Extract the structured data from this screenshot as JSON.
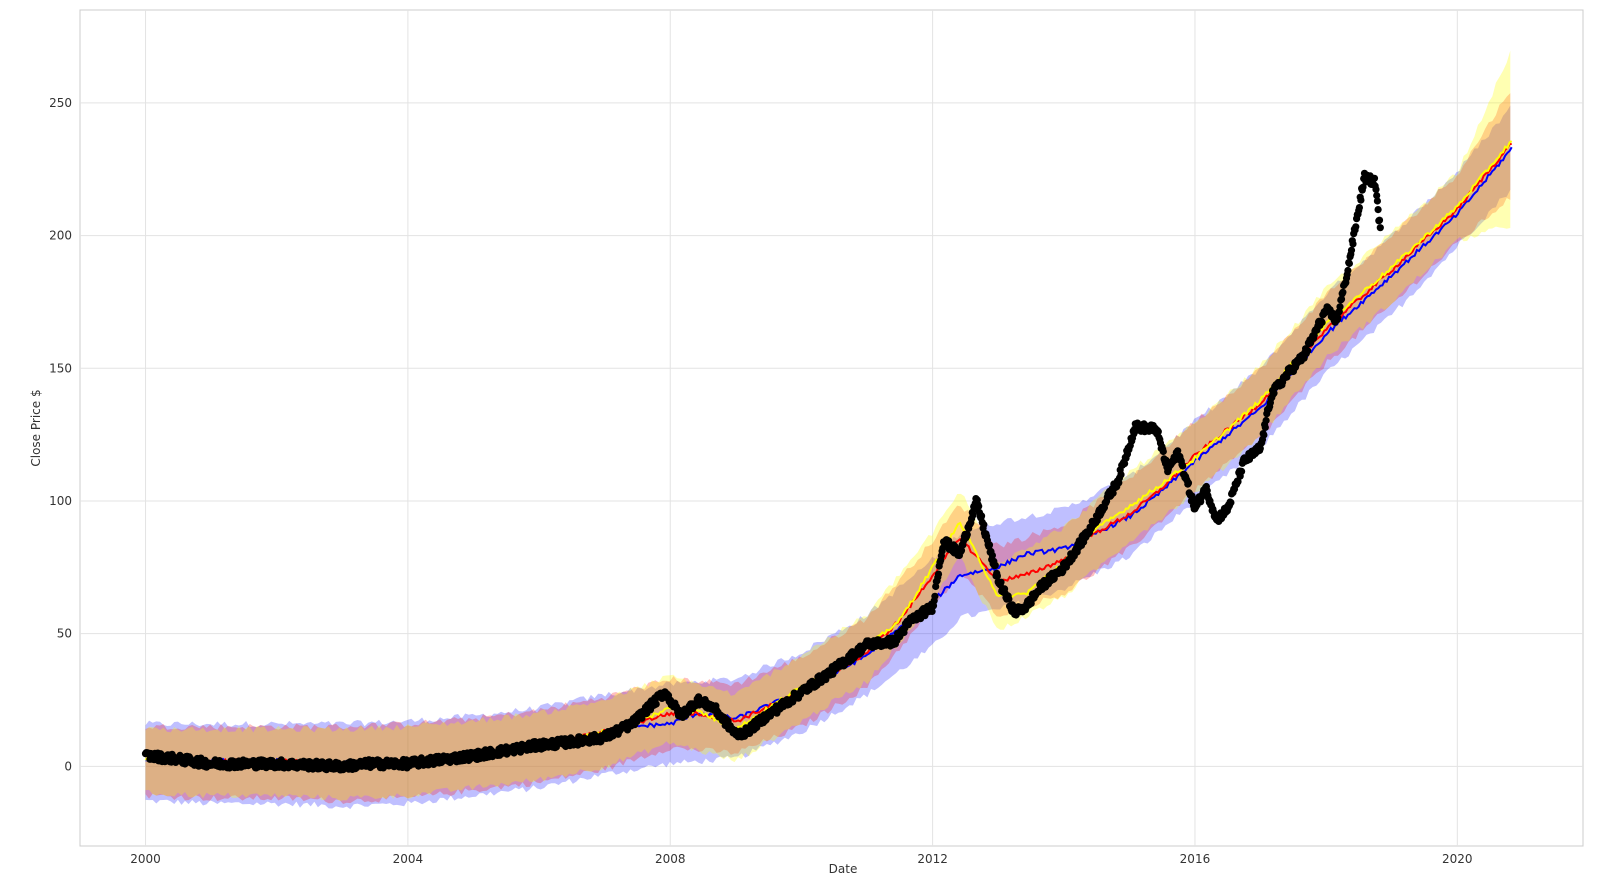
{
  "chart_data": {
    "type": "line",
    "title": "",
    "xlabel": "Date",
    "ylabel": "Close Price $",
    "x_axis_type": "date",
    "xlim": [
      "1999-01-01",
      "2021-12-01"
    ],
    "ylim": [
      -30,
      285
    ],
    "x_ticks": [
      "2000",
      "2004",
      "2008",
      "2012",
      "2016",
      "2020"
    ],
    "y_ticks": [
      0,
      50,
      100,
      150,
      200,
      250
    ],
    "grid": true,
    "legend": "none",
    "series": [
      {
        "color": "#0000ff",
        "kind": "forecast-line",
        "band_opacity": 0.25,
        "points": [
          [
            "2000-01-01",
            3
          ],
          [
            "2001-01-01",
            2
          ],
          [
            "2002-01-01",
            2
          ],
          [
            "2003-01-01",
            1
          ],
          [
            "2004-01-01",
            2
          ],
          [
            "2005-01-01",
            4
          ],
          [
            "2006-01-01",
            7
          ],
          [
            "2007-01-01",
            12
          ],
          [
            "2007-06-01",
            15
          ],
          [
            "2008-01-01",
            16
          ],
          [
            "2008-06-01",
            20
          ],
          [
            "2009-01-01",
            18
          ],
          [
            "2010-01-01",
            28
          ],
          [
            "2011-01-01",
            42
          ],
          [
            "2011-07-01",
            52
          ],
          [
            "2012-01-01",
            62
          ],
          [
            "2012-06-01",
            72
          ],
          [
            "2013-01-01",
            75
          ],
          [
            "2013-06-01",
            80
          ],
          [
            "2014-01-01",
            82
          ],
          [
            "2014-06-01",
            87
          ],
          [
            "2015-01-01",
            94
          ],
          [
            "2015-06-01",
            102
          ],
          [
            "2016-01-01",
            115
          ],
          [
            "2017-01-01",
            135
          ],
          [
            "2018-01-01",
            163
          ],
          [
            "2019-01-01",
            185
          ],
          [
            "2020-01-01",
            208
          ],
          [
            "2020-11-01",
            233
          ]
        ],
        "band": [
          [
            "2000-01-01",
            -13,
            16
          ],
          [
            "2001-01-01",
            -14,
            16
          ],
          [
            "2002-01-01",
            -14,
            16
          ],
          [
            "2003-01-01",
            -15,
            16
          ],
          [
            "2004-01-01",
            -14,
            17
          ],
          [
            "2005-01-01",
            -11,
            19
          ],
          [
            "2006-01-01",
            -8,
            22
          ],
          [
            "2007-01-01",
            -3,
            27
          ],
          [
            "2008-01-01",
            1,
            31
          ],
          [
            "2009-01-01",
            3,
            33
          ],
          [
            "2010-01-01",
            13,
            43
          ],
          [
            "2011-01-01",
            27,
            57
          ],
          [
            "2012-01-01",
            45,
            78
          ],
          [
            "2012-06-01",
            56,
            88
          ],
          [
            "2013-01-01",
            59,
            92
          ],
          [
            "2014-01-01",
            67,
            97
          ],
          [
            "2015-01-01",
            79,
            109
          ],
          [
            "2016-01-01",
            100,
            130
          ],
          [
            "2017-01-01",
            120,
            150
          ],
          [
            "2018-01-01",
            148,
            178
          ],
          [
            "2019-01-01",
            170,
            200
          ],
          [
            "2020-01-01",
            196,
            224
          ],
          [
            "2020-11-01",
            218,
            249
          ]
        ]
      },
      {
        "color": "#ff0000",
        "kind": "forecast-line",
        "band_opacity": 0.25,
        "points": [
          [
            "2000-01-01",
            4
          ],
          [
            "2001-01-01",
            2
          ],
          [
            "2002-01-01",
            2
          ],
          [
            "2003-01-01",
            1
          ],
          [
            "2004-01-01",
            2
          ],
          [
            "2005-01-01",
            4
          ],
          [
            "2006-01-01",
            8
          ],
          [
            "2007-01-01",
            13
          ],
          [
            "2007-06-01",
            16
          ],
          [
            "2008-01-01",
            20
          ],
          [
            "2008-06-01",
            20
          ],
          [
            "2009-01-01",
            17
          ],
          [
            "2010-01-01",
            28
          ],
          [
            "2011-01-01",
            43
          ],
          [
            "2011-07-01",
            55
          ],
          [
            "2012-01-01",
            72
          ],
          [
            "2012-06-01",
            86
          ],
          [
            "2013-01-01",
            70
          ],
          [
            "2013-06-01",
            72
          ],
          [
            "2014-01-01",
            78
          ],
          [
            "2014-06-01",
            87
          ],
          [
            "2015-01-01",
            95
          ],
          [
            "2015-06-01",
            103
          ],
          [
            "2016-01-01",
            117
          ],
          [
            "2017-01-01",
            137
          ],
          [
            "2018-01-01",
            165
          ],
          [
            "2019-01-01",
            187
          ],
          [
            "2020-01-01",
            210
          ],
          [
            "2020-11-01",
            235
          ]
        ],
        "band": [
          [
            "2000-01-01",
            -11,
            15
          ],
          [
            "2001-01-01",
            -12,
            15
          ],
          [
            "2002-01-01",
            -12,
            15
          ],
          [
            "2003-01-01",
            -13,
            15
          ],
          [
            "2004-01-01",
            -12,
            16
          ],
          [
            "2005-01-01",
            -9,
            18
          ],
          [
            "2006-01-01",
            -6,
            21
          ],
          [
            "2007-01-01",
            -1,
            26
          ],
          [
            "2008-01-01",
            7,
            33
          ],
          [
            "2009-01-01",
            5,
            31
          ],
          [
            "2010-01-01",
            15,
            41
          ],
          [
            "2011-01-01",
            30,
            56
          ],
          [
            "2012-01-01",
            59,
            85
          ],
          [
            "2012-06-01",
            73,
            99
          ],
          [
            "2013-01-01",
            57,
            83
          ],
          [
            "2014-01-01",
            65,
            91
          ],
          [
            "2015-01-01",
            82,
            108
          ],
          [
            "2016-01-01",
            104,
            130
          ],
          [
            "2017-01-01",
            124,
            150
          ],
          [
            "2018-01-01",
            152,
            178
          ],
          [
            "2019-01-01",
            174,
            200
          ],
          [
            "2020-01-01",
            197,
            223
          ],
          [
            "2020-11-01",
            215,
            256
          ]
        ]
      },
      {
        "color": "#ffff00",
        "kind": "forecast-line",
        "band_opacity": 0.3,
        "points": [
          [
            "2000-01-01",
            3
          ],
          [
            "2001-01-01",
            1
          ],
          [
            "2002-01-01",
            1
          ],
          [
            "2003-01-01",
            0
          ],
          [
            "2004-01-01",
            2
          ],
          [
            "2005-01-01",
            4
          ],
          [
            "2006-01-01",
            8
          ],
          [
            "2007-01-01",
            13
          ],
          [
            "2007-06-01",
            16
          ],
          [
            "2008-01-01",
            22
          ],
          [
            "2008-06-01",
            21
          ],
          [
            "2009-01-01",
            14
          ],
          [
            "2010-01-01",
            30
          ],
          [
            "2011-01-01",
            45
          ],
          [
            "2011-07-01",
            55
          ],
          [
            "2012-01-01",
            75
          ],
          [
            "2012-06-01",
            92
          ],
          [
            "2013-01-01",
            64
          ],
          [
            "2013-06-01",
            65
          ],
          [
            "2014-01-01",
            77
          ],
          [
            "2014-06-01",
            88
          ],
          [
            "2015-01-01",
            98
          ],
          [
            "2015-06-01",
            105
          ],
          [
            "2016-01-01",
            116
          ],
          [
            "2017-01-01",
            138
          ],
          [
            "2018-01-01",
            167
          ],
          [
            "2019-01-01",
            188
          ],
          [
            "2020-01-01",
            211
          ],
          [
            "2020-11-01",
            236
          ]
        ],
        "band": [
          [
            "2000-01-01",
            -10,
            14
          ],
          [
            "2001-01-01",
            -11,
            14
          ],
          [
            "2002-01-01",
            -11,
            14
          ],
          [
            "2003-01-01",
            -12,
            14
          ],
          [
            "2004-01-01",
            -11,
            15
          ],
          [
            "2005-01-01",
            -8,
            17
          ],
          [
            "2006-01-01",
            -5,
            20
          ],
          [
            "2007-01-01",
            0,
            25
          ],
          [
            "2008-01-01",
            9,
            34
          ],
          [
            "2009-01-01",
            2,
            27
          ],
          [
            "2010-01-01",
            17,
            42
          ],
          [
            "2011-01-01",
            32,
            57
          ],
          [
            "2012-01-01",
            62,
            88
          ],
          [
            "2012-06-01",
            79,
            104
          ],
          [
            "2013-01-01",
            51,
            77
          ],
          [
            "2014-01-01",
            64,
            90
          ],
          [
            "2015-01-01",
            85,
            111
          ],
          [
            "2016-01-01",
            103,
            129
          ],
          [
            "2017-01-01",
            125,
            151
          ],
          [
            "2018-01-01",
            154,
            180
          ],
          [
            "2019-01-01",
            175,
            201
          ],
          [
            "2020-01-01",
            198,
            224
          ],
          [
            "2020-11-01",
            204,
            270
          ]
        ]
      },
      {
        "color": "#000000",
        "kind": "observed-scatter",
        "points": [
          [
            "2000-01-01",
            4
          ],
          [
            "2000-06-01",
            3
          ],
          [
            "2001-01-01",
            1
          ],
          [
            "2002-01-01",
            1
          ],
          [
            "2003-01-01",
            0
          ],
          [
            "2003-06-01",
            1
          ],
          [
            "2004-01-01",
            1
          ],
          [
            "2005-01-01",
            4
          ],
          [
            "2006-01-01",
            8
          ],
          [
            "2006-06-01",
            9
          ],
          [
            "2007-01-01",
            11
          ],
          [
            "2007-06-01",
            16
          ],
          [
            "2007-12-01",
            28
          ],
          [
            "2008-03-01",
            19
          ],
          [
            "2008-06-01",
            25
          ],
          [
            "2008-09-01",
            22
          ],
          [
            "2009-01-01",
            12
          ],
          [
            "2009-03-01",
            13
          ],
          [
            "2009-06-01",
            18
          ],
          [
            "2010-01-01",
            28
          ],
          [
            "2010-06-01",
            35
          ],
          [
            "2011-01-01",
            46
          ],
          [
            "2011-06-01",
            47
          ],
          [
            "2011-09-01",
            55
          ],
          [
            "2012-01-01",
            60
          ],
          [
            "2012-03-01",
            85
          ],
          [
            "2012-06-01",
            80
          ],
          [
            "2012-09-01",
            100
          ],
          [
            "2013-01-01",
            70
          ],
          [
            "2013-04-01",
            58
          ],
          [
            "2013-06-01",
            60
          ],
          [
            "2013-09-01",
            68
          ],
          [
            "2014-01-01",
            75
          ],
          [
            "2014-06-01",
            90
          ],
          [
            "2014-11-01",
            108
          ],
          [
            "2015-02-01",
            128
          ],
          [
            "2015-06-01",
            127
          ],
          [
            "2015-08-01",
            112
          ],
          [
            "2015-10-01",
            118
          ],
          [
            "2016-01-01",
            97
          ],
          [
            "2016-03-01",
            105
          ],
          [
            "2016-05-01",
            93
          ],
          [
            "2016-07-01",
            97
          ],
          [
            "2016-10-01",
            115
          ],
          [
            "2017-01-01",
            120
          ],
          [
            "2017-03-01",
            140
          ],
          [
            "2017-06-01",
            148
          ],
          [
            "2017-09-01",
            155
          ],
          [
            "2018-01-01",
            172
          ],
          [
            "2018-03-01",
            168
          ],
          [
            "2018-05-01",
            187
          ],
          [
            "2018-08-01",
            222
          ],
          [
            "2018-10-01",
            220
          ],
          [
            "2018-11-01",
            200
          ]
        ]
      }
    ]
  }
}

_WHAT YOU ARE ASKED TO DO_:
For the entries above, state how many lines contain the word "color". Provide the number by itself.

_FULL SOLUTION_:
4